ABOUT THIS EXERCISE:
Examine the data line by line and report how many lines include the word "fast", with no additional output.

··· RECORD SET

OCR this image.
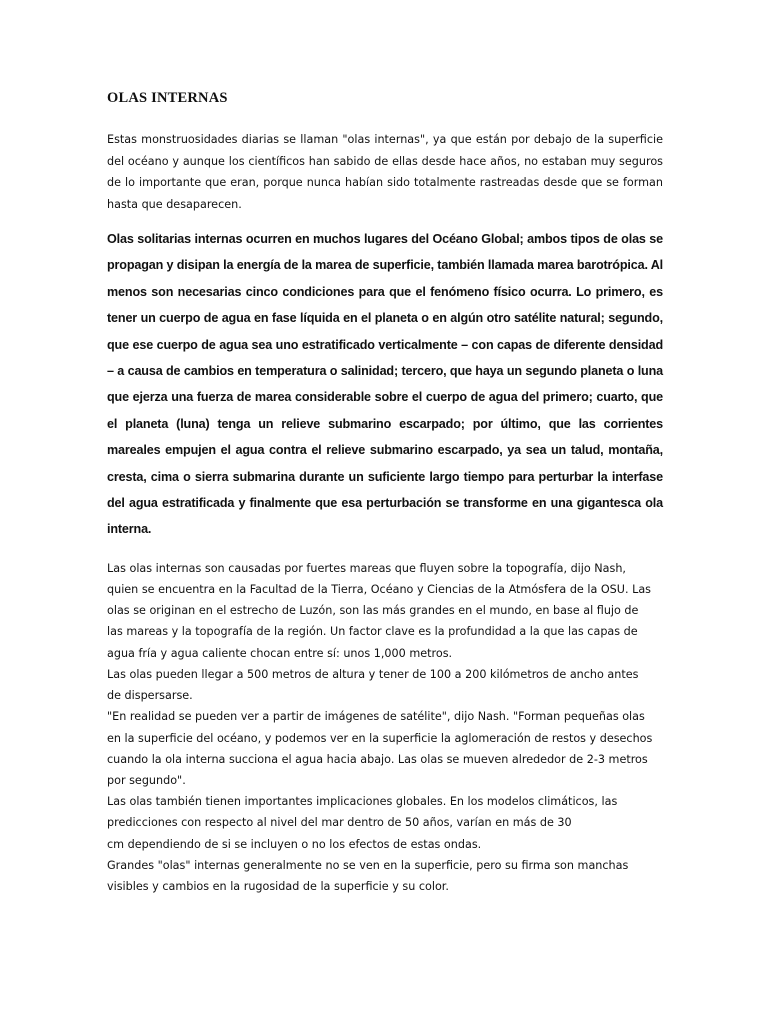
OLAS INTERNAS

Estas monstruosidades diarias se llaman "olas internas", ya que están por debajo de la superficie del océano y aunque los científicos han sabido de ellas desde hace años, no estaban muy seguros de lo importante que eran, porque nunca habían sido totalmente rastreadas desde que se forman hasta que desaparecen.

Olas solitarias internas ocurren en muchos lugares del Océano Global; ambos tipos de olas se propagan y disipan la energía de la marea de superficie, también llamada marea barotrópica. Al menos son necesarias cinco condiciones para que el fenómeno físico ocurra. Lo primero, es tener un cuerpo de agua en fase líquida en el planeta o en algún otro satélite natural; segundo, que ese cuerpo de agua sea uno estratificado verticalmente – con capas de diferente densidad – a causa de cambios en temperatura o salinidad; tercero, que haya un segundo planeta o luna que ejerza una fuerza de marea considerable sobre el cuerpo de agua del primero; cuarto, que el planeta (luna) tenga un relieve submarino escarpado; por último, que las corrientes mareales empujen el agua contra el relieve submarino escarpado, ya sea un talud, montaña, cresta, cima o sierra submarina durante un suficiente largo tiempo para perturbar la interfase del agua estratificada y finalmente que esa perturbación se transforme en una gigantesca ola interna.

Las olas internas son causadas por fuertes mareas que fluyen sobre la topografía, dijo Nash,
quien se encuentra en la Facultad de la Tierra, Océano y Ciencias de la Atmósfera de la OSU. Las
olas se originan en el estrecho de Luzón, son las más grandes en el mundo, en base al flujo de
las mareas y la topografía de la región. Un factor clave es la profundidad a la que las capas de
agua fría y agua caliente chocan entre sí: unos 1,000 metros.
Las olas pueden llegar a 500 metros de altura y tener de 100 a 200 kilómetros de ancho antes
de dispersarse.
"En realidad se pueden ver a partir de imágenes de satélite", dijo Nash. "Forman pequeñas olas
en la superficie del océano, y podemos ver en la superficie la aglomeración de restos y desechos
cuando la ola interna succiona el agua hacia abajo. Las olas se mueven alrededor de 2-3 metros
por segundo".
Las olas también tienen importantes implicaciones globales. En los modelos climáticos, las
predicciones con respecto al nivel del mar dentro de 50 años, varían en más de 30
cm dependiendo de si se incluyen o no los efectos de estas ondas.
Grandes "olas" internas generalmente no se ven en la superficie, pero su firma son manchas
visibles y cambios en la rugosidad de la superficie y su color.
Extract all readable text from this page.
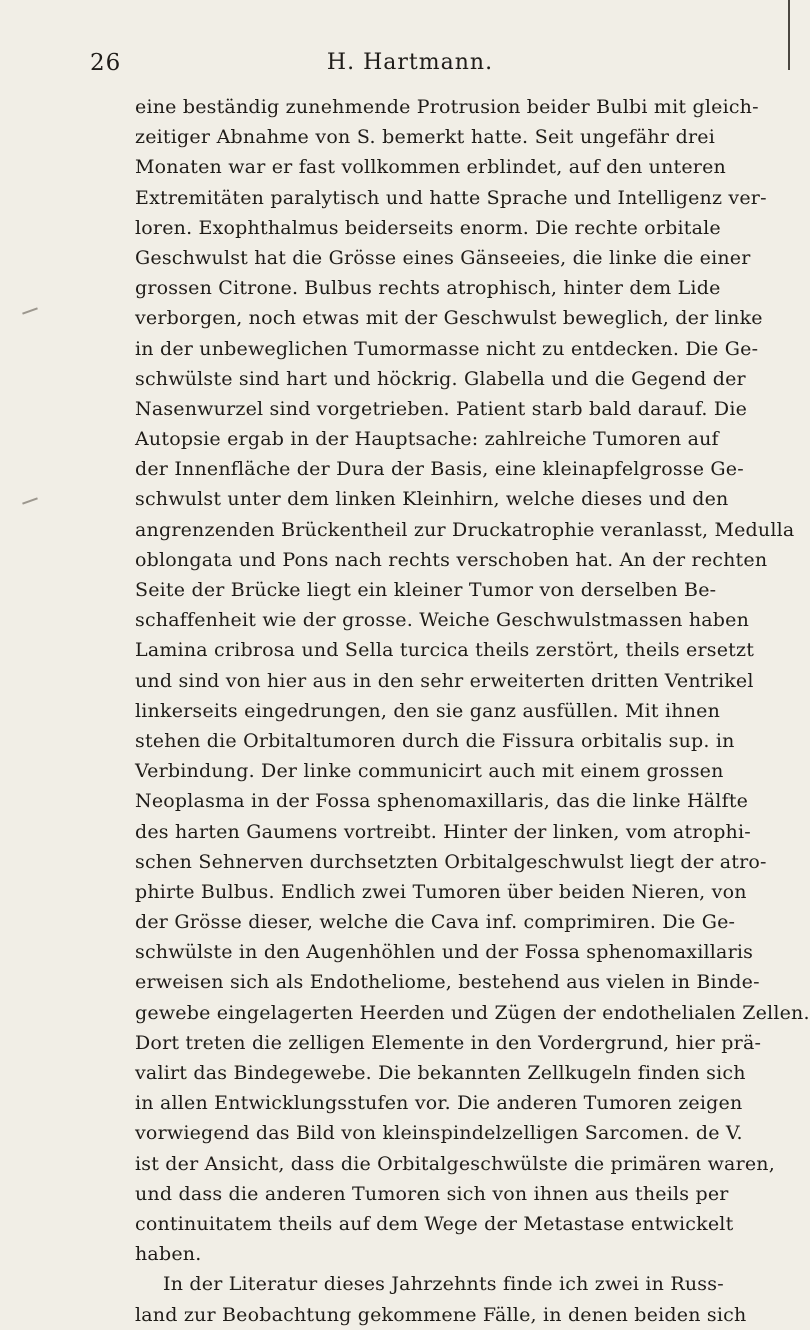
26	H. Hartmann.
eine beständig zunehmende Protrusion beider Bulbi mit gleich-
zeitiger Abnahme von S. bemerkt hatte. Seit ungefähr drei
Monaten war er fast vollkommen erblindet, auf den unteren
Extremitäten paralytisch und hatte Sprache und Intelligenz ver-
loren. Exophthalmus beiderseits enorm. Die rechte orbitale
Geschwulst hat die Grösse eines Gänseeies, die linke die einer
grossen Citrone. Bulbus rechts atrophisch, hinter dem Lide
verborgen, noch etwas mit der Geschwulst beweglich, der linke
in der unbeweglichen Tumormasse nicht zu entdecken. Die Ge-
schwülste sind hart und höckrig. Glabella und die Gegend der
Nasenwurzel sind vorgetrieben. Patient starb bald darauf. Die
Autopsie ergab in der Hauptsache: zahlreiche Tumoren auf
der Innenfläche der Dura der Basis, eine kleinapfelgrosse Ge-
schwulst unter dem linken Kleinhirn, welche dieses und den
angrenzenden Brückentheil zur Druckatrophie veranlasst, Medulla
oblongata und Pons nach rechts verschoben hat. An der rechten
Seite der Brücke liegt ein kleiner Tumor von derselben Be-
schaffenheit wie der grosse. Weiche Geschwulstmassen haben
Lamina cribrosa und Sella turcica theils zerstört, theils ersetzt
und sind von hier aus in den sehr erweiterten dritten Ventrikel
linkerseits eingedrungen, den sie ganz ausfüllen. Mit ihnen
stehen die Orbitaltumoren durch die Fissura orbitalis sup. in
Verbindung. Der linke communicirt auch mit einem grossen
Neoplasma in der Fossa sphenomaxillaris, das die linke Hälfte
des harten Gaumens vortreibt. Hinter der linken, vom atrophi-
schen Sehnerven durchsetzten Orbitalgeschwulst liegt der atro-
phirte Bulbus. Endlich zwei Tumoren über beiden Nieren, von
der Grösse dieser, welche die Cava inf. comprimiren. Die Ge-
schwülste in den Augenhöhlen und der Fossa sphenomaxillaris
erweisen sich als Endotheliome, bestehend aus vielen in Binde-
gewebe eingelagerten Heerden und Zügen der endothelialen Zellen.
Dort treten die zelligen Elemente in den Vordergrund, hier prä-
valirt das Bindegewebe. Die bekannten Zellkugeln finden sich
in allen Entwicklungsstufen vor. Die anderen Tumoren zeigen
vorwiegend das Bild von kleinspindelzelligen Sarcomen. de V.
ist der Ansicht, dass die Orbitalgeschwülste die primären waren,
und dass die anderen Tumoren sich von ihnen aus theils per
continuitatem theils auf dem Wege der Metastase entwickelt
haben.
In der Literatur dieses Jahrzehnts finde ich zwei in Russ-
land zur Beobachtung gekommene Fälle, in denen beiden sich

······
··· RECORD SET

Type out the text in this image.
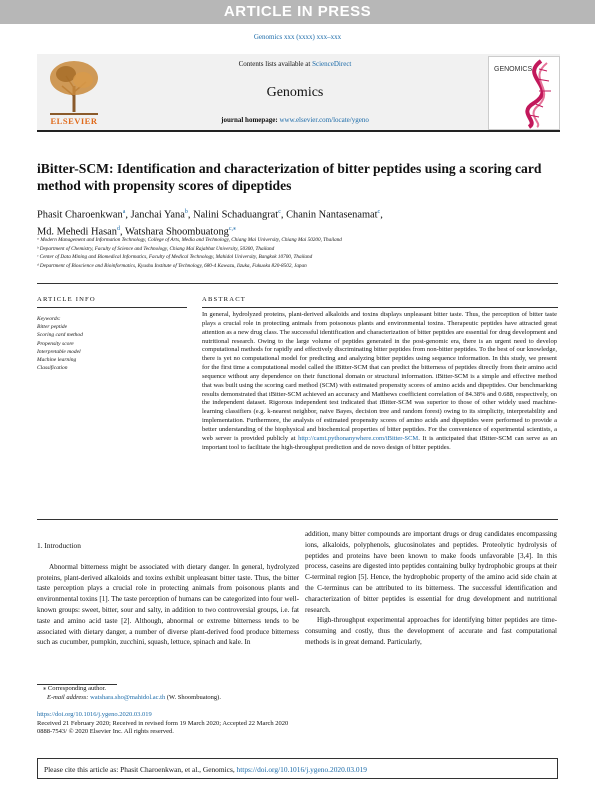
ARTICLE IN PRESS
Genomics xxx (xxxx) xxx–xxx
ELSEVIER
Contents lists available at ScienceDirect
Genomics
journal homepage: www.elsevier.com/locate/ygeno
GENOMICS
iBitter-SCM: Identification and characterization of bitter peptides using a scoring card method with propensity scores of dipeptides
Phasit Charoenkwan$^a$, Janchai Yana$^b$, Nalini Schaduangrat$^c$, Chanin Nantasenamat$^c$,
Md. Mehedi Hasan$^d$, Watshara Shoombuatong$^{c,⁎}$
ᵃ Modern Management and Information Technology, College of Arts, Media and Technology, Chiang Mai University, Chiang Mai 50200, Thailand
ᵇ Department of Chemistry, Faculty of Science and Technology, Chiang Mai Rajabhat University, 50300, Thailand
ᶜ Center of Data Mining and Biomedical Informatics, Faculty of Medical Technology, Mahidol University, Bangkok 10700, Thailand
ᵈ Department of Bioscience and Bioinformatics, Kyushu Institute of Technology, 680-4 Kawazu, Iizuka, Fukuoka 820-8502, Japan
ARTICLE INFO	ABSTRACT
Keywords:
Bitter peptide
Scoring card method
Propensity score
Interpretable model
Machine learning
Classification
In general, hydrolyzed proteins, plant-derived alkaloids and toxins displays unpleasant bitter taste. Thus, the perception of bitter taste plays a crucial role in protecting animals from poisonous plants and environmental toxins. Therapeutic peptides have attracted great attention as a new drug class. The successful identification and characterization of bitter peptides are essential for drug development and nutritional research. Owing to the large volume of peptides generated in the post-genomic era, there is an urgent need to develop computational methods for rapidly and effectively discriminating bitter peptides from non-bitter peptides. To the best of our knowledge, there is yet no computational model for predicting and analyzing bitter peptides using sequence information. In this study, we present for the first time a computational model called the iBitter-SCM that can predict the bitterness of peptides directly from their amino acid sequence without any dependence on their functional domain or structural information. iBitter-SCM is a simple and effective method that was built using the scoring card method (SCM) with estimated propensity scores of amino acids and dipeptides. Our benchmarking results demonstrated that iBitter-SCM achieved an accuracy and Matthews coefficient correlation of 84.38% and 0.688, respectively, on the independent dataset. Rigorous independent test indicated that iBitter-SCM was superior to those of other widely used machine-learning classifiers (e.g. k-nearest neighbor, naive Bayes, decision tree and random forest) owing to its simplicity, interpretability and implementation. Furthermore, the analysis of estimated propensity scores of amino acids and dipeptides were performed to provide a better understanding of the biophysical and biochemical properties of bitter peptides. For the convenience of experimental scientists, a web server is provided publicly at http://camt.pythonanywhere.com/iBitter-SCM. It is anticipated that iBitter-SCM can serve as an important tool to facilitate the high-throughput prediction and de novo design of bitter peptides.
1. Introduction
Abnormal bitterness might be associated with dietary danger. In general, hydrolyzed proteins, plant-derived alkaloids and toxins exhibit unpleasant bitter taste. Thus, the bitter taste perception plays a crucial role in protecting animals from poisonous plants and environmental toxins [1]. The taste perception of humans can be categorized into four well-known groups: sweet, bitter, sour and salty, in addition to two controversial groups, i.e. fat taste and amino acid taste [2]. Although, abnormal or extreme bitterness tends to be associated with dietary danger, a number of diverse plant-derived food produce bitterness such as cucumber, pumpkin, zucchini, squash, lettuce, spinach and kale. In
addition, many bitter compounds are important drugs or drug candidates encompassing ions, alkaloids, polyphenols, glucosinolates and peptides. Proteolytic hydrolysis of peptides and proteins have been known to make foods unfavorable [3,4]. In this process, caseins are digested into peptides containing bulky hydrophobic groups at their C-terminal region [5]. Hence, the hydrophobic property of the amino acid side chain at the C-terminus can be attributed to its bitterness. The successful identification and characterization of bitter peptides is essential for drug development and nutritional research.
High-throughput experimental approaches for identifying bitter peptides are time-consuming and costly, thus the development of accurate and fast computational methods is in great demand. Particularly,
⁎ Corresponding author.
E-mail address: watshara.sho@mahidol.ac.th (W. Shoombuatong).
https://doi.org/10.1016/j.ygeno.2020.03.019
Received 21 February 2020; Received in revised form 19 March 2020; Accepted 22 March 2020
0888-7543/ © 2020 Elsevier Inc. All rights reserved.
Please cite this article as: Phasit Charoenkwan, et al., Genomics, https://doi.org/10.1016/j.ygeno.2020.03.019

······

ANSWER SECTION:
2